::: Excerpted data

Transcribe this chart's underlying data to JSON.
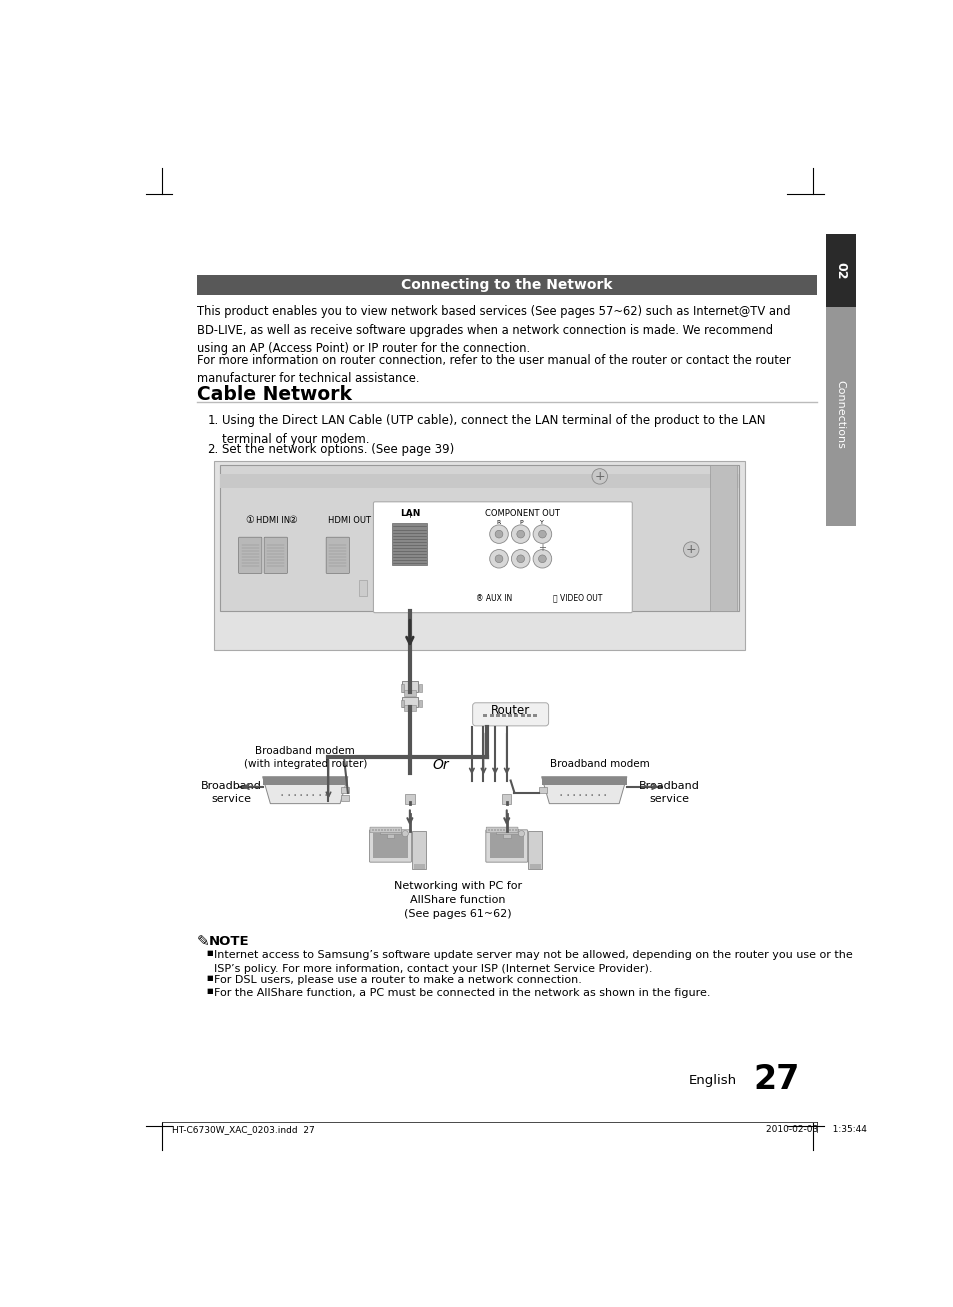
{
  "bg_color": "#ffffff",
  "header_bar_color": "#585858",
  "header_text": "Connecting to the Network",
  "header_text_color": "#ffffff",
  "section_title": "Cable Network",
  "body_text_1": "This product enables you to view network based services (See pages 57~62) such as Internet@TV and\nBD-LIVE, as well as receive software upgrades when a network connection is made. We recommend\nusing an AP (Access Point) or IP router for the connection.",
  "body_text_2": "For more information on router connection, refer to the user manual of the router or contact the router\nmanufacturer for technical assistance.",
  "step1": "Using the Direct LAN Cable (UTP cable), connect the LAN terminal of the product to the LAN\nterminal of your modem.",
  "step2": "Set the network options. (See page 39)",
  "note_title": "NOTE",
  "note_bullets": [
    "Internet access to Samsung’s software update server may not be allowed, depending on the router you use or the\nISP’s policy. For more information, contact your ISP (Internet Service Provider).",
    "For DSL users, please use a router to make a network connection.",
    "For the AllShare function, a PC must be connected in the network as shown in the figure."
  ],
  "footer_left": "HT-C6730W_XAC_0203.indd  27",
  "footer_right": "2010-02-03     1:35:44",
  "page_number": "27",
  "side_label": "Connections",
  "side_number": "02"
}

::::::

Make an exact reproduction of the listing above, without any pictures.

Transcribe this chart's underlying data to JSON.
{
  "bg_color": "#ffffff",
  "header_bar_color": "#585858",
  "header_text": "Connecting to the Network",
  "header_text_color": "#ffffff",
  "section_title": "Cable Network",
  "body_text_1": "This product enables you to view network based services (See pages 57~62) such as Internet@TV and\nBD-LIVE, as well as receive software upgrades when a network connection is made. We recommend\nusing an AP (Access Point) or IP router for the connection.",
  "body_text_2": "For more information on router connection, refer to the user manual of the router or contact the router\nmanufacturer for technical assistance.",
  "step1": "Using the Direct LAN Cable (UTP cable), connect the LAN terminal of the product to the LAN\nterminal of your modem.",
  "step2": "Set the network options. (See page 39)",
  "note_title": "NOTE",
  "note_bullets": [
    "Internet access to Samsung’s software update server may not be allowed, depending on the router you use or the\nISP’s policy. For more information, contact your ISP (Internet Service Provider).",
    "For DSL users, please use a router to make a network connection.",
    "For the AllShare function, a PC must be connected in the network as shown in the figure."
  ],
  "footer_left": "HT-C6730W_XAC_0203.indd  27",
  "footer_right": "2010-02-03     1:35:44",
  "page_number": "27",
  "side_label": "Connections",
  "side_number": "02"
}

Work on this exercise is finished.